** START OF Input records **

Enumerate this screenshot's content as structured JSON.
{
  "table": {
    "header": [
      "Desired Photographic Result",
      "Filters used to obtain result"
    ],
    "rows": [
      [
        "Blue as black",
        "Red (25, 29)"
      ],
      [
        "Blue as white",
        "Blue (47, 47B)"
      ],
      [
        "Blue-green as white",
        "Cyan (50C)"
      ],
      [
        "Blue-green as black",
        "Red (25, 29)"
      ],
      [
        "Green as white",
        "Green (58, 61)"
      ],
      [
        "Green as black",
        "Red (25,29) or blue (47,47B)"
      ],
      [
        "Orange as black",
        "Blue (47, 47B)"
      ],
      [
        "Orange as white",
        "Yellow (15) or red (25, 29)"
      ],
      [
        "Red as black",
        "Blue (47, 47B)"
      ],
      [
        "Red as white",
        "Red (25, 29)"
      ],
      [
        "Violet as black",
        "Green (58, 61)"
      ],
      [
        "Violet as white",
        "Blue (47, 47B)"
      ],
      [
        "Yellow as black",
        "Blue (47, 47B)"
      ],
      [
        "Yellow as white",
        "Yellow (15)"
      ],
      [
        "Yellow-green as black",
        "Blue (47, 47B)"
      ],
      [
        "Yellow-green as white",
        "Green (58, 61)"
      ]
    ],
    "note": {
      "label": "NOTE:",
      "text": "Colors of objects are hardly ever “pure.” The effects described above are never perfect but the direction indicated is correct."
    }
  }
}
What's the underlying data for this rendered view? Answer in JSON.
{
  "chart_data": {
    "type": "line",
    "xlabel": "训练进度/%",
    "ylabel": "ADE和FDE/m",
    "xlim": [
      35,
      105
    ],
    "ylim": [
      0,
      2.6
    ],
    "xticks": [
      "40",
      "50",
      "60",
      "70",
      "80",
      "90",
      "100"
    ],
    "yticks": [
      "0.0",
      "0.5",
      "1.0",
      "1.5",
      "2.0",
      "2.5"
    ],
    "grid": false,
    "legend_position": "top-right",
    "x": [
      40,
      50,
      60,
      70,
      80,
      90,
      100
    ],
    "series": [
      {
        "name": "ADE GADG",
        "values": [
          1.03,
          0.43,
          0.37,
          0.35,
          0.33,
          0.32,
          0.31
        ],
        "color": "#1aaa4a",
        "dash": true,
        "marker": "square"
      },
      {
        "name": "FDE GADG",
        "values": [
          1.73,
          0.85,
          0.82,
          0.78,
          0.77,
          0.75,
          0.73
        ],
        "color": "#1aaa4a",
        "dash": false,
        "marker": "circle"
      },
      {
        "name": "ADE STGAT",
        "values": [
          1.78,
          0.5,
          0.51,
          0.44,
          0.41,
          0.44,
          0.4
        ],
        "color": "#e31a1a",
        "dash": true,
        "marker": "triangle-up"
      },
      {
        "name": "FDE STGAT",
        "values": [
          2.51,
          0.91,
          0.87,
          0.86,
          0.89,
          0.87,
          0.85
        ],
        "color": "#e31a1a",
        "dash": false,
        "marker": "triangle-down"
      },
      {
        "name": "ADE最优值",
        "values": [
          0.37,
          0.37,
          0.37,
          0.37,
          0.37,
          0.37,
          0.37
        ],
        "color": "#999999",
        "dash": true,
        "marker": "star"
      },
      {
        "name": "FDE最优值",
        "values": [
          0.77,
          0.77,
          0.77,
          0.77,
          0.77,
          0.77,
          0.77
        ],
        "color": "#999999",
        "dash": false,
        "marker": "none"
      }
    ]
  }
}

** END OF Input records **

Write out all the lines again, exactly as they are.

Enumerate this screenshot's content as structured JSON.
{
  "table": {
    "header": [
      "Desired Photographic Result",
      "Filters used to obtain result"
    ],
    "rows": [
      [
        "Blue as black",
        "Red (25, 29)"
      ],
      [
        "Blue as white",
        "Blue (47, 47B)"
      ],
      [
        "Blue-green as white",
        "Cyan (50C)"
      ],
      [
        "Blue-green as black",
        "Red (25, 29)"
      ],
      [
        "Green as white",
        "Green (58, 61)"
      ],
      [
        "Green as black",
        "Red (25,29) or blue (47,47B)"
      ],
      [
        "Orange as black",
        "Blue (47, 47B)"
      ],
      [
        "Orange as white",
        "Yellow (15) or red (25, 29)"
      ],
      [
        "Red as black",
        "Blue (47, 47B)"
      ],
      [
        "Red as white",
        "Red (25, 29)"
      ],
      [
        "Violet as black",
        "Green (58, 61)"
      ],
      [
        "Violet as white",
        "Blue (47, 47B)"
      ],
      [
        "Yellow as black",
        "Blue (47, 47B)"
      ],
      [
        "Yellow as white",
        "Yellow (15)"
      ],
      [
        "Yellow-green as black",
        "Blue (47, 47B)"
      ],
      [
        "Yellow-green as white",
        "Green (58, 61)"
      ]
    ],
    "note": {
      "label": "NOTE:",
      "text": "Colors of objects are hardly ever “pure.” The effects described above are never perfect but the direction indicated is correct."
    }
  }
}
What's the underlying data for this rendered view? Answer in JSON.
{
  "chart_data": {
    "type": "line",
    "xlabel": "训练进度/%",
    "ylabel": "ADE和FDE/m",
    "xlim": [
      35,
      105
    ],
    "ylim": [
      0,
      2.6
    ],
    "xticks": [
      "40",
      "50",
      "60",
      "70",
      "80",
      "90",
      "100"
    ],
    "yticks": [
      "0.0",
      "0.5",
      "1.0",
      "1.5",
      "2.0",
      "2.5"
    ],
    "grid": false,
    "legend_position": "top-right",
    "x": [
      40,
      50,
      60,
      70,
      80,
      90,
      100
    ],
    "series": [
      {
        "name": "ADE GADG",
        "values": [
          1.03,
          0.43,
          0.37,
          0.35,
          0.33,
          0.32,
          0.31
        ],
        "color": "#1aaa4a",
        "dash": true,
        "marker": "square"
      },
      {
        "name": "FDE GADG",
        "values": [
          1.73,
          0.85,
          0.82,
          0.78,
          0.77,
          0.75,
          0.73
        ],
        "color": "#1aaa4a",
        "dash": false,
        "marker": "circle"
      },
      {
        "name": "ADE STGAT",
        "values": [
          1.78,
          0.5,
          0.51,
          0.44,
          0.41,
          0.44,
          0.4
        ],
        "color": "#e31a1a",
        "dash": true,
        "marker": "triangle-up"
      },
      {
        "name": "FDE STGAT",
        "values": [
          2.51,
          0.91,
          0.87,
          0.86,
          0.89,
          0.87,
          0.85
        ],
        "color": "#e31a1a",
        "dash": false,
        "marker": "triangle-down"
      },
      {
        "name": "ADE最优值",
        "values": [
          0.37,
          0.37,
          0.37,
          0.37,
          0.37,
          0.37,
          0.37
        ],
        "color": "#999999",
        "dash": true,
        "marker": "star"
      },
      {
        "name": "FDE最优值",
        "values": [
          0.77,
          0.77,
          0.77,
          0.77,
          0.77,
          0.77,
          0.77
        ],
        "color": "#999999",
        "dash": false,
        "marker": "none"
      }
    ]
  }
}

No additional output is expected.